-------- MATERIAL SHOWN --------

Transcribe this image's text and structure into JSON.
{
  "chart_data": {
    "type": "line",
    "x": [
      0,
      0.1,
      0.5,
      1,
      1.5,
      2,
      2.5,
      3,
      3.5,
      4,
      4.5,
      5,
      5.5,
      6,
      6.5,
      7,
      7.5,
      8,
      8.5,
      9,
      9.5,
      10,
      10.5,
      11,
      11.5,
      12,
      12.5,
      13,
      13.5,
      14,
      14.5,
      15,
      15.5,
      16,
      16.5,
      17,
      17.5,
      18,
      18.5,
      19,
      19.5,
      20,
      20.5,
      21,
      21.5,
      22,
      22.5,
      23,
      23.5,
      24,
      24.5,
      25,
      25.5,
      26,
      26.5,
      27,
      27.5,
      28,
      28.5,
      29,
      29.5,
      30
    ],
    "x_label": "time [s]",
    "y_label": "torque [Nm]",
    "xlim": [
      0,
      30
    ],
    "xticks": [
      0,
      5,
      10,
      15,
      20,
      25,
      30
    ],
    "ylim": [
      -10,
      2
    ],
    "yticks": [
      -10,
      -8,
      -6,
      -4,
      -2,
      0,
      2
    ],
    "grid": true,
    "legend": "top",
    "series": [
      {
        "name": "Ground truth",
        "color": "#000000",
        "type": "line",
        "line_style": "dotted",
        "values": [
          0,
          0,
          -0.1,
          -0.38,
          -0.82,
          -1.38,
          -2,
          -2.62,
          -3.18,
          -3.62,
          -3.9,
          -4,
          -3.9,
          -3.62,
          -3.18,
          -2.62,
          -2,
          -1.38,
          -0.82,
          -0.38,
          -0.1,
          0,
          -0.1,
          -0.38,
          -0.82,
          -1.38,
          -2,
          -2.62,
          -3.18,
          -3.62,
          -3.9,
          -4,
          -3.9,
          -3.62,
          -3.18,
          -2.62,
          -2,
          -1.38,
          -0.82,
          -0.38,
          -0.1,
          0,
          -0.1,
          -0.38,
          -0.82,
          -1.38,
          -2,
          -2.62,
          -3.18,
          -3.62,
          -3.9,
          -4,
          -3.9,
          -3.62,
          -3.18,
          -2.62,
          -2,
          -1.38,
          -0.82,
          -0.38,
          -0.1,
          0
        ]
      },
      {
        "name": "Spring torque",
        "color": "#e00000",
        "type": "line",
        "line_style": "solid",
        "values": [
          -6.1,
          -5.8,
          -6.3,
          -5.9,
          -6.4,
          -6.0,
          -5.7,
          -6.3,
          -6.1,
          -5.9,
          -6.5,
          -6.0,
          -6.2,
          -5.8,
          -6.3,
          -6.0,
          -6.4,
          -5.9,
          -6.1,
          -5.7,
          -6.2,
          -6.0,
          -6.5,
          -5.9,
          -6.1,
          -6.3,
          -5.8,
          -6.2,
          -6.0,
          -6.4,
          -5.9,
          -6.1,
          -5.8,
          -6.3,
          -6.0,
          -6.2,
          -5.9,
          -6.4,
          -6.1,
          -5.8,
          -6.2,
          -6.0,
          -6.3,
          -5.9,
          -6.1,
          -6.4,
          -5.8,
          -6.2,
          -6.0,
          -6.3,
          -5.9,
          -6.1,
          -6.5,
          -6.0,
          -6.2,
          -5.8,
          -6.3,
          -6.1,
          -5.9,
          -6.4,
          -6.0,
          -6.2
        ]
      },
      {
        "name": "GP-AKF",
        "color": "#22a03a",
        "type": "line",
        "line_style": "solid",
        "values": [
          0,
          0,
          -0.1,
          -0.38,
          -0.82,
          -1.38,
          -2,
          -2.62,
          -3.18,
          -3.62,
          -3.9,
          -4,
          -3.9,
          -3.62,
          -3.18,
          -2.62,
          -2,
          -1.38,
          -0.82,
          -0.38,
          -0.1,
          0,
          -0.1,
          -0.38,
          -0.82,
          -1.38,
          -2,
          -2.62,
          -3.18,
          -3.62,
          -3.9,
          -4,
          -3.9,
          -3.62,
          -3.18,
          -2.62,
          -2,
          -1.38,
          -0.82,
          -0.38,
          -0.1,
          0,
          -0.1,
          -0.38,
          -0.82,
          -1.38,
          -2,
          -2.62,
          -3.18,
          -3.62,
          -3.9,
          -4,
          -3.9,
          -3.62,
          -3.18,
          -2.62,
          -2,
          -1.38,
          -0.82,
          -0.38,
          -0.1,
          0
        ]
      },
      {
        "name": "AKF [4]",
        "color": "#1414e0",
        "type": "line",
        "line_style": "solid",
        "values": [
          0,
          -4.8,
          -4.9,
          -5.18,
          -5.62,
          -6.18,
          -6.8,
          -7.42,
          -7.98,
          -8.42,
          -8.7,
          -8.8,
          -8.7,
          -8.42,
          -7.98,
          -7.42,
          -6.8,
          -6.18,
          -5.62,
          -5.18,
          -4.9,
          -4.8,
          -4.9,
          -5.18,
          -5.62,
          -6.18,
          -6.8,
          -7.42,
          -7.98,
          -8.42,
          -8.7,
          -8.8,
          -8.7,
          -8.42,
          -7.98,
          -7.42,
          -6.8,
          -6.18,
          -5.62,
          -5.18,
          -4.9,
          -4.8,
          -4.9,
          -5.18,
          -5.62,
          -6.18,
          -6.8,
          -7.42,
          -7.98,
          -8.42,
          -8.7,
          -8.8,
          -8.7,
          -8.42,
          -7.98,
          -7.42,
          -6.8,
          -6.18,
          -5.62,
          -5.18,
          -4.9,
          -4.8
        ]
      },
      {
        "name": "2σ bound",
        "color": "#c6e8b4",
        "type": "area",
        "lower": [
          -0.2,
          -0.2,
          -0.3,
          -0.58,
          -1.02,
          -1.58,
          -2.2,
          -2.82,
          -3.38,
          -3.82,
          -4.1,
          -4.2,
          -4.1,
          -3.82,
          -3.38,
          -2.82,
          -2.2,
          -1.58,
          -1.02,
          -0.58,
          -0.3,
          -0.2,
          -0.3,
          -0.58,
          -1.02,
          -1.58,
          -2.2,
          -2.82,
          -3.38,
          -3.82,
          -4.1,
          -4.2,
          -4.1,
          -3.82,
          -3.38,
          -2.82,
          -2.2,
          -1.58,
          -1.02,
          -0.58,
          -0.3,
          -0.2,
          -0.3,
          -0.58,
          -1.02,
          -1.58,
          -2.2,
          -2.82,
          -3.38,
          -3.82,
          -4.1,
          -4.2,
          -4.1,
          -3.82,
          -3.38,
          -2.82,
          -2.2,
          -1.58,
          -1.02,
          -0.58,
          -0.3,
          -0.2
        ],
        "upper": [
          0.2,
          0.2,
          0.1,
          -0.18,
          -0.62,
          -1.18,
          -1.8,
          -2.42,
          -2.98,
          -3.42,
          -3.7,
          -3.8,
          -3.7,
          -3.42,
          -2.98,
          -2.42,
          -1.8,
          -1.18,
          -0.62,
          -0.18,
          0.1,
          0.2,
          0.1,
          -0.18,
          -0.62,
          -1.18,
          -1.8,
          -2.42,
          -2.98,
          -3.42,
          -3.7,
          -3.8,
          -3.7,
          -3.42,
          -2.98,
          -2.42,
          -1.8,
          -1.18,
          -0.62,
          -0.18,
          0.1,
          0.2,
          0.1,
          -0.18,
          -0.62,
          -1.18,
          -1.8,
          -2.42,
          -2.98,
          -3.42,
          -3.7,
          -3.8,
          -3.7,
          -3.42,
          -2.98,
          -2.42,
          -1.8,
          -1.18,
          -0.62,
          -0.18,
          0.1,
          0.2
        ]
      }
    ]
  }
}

--------
-------- MATERIAL SHOWN --------

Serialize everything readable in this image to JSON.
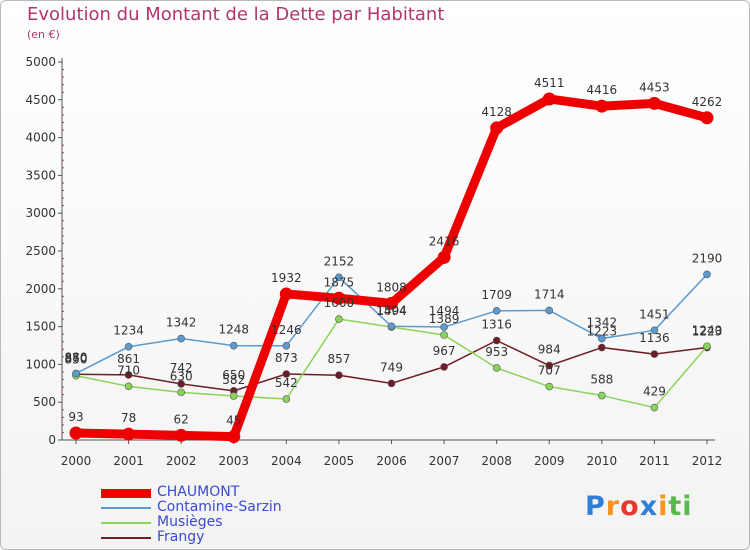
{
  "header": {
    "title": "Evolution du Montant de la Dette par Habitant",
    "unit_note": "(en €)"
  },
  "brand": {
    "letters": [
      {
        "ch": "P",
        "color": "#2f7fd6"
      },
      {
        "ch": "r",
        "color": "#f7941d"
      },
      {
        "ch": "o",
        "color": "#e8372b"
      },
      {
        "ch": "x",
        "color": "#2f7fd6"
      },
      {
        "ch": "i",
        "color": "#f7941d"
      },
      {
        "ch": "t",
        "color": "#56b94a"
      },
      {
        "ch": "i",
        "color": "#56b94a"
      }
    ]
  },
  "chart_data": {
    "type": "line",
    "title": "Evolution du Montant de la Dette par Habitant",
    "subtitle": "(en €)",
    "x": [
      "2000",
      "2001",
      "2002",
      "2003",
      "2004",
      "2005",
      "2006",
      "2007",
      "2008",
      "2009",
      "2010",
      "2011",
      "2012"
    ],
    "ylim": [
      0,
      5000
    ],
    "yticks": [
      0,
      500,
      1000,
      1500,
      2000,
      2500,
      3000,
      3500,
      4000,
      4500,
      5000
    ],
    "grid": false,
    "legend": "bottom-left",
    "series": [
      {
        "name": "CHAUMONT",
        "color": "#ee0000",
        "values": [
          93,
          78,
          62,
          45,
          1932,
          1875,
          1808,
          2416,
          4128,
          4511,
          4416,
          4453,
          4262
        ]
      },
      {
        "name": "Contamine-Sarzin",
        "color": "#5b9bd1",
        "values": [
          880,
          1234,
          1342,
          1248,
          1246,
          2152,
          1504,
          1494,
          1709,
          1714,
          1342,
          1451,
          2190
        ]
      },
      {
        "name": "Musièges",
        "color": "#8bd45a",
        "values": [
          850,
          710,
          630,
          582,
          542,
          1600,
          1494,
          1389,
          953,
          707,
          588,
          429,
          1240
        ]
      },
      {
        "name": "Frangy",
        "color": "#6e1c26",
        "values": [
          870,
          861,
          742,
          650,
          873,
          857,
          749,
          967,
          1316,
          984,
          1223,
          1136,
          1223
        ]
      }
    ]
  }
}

--------
-------- MATERIAL SHOWN --------

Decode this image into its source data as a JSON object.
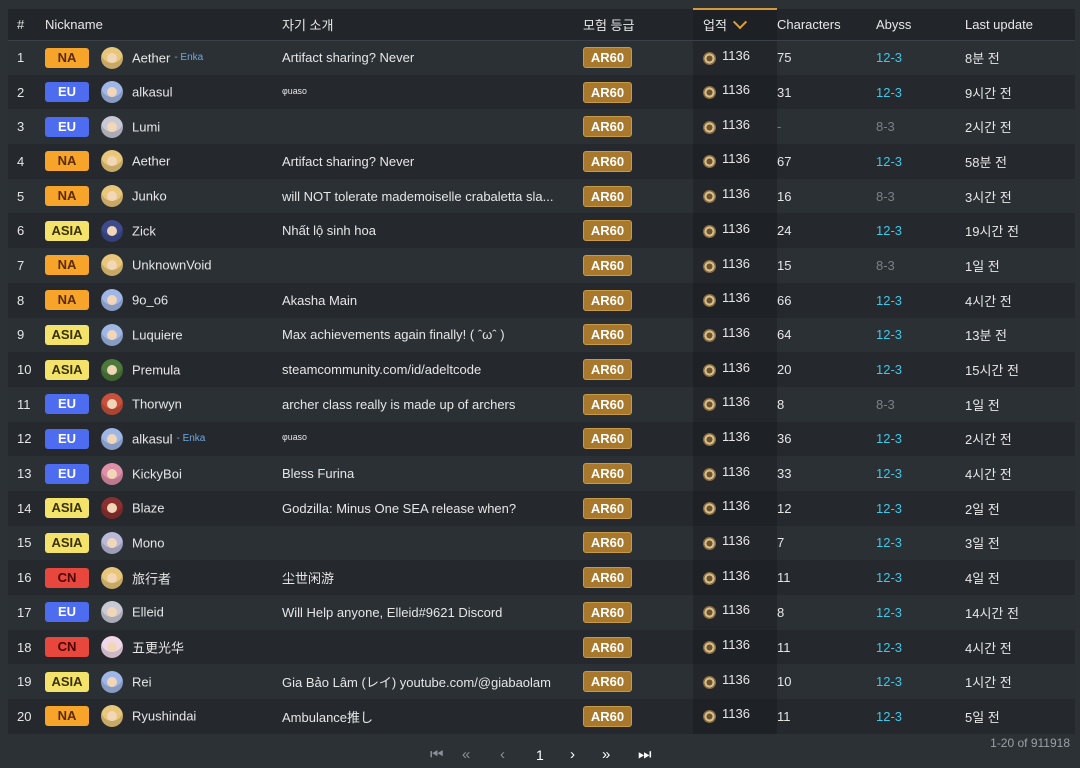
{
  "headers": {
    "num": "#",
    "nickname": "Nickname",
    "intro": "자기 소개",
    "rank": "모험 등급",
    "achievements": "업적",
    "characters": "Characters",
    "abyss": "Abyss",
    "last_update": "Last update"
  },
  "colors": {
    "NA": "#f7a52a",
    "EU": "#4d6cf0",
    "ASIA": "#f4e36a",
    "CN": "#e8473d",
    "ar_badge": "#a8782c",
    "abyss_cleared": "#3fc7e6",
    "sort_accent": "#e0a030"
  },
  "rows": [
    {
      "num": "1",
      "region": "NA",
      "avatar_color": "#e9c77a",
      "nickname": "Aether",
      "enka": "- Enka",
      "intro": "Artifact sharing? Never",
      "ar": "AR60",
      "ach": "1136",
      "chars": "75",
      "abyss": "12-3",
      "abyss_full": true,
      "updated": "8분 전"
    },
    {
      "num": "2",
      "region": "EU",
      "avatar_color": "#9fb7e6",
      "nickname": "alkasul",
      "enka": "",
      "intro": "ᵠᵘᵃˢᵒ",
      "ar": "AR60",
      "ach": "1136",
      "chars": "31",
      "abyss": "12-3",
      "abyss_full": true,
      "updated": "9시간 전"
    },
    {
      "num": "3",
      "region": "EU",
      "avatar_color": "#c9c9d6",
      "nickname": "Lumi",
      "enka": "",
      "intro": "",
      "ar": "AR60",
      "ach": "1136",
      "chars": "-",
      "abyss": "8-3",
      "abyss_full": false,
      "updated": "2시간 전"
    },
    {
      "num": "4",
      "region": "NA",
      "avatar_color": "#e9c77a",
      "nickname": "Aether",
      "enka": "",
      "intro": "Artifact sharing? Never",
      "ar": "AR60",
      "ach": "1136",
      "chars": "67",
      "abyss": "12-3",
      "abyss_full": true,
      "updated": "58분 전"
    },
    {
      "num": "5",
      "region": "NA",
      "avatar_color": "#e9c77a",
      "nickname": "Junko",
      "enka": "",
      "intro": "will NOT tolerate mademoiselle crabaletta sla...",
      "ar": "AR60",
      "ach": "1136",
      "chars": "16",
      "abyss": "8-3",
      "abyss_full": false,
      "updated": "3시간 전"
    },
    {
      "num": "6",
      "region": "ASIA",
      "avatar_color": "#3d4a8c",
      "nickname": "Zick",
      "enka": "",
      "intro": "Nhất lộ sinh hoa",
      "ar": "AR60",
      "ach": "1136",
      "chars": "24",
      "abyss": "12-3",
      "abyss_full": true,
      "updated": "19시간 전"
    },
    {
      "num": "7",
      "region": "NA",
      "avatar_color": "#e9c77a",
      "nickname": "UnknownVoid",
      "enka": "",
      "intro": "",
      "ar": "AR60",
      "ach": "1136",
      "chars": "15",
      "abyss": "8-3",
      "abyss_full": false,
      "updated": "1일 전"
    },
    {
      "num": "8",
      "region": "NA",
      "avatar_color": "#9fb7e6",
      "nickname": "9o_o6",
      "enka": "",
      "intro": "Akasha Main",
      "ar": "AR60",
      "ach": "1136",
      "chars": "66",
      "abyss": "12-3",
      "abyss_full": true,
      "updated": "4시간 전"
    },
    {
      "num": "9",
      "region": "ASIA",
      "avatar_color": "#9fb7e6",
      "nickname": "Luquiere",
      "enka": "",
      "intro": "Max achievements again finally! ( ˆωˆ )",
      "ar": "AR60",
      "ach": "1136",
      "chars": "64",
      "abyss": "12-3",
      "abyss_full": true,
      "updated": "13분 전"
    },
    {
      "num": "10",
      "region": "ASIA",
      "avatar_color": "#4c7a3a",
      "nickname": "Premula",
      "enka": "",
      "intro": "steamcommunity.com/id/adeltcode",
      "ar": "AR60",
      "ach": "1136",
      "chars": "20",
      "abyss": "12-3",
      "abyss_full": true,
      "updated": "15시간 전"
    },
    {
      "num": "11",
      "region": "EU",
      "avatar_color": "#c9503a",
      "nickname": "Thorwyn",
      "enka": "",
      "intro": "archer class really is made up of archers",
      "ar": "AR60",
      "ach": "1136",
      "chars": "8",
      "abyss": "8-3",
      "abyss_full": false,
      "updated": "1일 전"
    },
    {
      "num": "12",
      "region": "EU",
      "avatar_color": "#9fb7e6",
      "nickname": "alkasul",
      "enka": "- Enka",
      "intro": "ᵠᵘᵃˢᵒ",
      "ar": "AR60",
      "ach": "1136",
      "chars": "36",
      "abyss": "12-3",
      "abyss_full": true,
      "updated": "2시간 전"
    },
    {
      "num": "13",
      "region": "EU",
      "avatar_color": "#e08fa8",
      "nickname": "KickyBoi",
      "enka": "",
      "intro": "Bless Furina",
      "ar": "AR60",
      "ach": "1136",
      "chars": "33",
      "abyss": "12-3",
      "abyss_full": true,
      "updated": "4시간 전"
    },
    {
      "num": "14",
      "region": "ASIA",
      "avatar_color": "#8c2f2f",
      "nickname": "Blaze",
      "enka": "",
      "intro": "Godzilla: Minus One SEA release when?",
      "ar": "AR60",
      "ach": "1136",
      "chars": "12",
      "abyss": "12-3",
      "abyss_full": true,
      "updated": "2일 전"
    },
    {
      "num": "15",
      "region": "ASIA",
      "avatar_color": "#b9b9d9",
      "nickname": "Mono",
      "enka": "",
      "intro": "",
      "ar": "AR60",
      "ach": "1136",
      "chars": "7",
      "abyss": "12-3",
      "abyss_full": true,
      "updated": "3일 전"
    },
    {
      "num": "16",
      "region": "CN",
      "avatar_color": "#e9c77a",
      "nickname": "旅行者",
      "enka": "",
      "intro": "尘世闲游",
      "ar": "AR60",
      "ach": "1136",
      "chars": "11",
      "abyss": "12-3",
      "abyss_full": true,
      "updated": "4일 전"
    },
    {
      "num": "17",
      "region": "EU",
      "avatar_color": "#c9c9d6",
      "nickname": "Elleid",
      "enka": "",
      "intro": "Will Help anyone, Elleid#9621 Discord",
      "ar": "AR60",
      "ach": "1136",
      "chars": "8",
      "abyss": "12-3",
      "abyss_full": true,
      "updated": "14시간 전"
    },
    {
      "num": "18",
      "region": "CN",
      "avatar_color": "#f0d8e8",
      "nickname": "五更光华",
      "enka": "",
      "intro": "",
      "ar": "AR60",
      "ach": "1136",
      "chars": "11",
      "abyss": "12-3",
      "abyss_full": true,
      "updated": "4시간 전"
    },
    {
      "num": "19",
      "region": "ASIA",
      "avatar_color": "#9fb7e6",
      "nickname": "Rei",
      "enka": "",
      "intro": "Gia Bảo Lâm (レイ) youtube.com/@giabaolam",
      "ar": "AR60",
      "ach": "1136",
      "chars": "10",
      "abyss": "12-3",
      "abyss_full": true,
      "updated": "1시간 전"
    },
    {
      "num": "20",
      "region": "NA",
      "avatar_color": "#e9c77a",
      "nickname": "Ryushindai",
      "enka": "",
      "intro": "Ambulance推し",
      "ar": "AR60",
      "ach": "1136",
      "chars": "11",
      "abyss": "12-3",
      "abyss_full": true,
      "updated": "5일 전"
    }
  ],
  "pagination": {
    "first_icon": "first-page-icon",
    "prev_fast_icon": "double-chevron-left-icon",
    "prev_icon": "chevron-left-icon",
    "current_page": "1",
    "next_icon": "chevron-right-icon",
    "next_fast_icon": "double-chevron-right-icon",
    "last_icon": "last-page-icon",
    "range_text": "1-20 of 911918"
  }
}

--------

**GOAL OF THE EXERCISE:** Give only the count of lines in the data that include the string "this".

**RIGHT ANSWER:** 3